====== DATASET ENTRIES
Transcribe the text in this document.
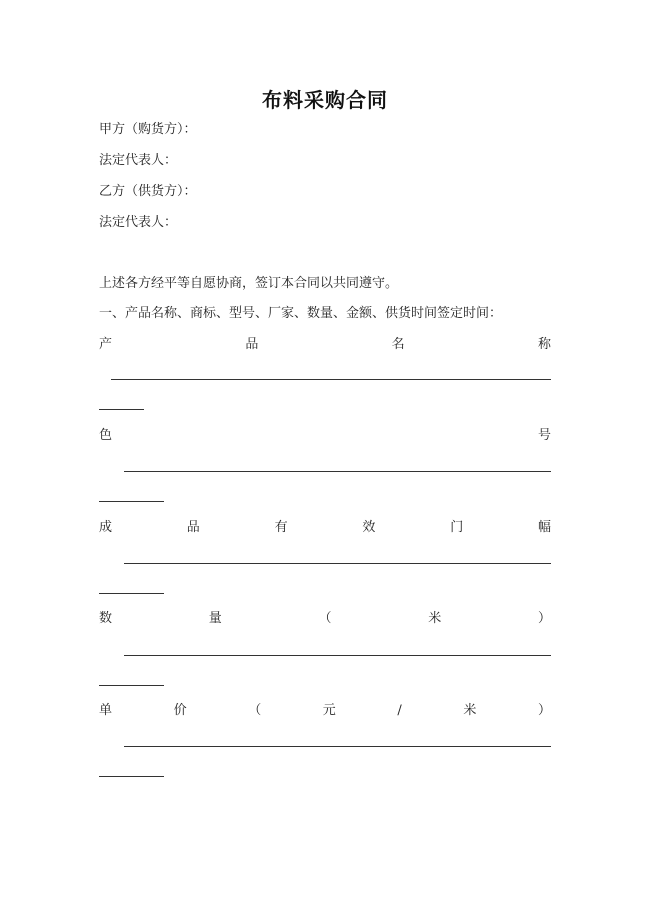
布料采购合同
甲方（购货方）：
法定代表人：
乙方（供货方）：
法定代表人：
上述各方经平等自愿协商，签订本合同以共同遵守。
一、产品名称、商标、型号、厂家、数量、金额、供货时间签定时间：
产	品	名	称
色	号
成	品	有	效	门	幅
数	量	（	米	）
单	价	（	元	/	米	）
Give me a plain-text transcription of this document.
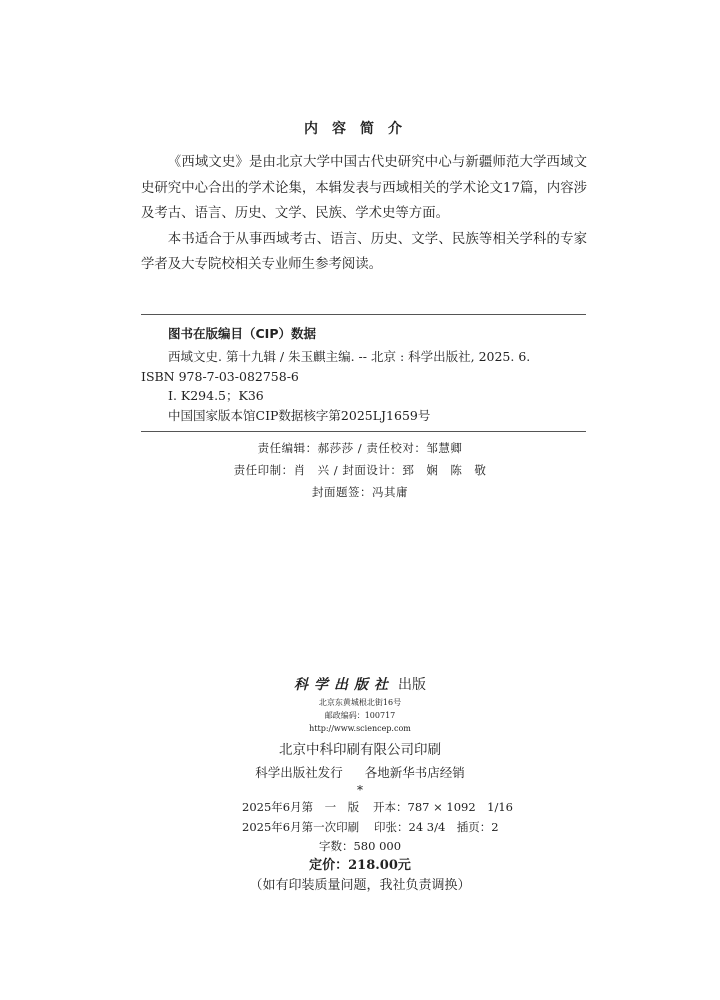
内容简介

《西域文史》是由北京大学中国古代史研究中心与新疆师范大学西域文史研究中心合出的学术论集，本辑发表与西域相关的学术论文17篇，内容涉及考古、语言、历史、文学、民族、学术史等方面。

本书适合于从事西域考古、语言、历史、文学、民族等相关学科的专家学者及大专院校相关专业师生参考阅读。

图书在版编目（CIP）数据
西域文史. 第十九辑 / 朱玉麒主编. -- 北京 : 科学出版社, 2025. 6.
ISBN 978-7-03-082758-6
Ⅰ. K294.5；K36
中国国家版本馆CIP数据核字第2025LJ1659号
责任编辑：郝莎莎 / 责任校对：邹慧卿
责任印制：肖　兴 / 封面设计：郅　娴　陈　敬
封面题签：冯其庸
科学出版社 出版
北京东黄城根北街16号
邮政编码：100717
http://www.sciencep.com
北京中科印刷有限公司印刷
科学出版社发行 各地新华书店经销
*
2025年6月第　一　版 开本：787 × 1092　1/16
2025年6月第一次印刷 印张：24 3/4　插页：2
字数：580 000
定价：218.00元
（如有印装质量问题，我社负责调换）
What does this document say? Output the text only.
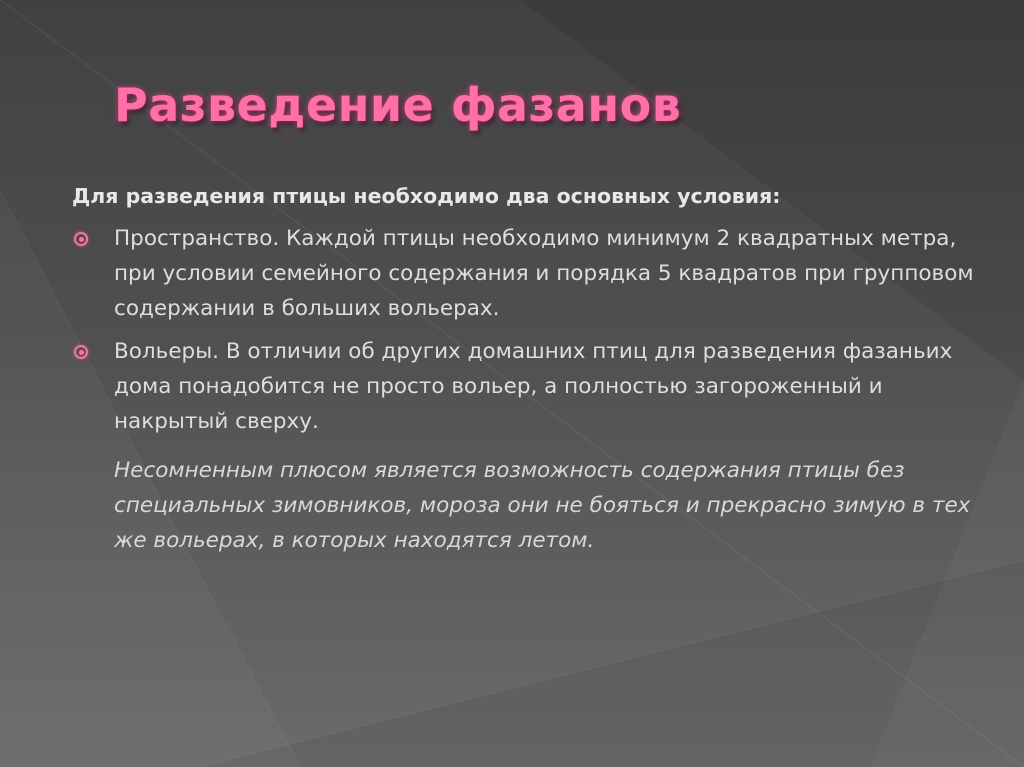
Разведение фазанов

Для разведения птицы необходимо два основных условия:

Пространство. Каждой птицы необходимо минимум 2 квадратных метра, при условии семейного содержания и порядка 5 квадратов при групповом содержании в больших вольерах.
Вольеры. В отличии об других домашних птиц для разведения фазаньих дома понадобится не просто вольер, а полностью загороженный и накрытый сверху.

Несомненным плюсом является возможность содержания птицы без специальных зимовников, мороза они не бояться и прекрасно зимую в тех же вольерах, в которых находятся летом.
============
WHAT TO PRODUCE
Find each line that has the word "西域文史", then copy it out.

CORRECT RESPONSE
《西域文史》是由北京大学中国古代史研究中心与新疆师范大学西域文史研究中心合出的学术论集，本辑发表与西域相关的学术论文17篇，内容涉及考古、语言、历史、文学、民族、学术史等方面。
西域文史. 第十九辑 / 朱玉麒主编. -- 北京 : 科学出版社, 2025. 6.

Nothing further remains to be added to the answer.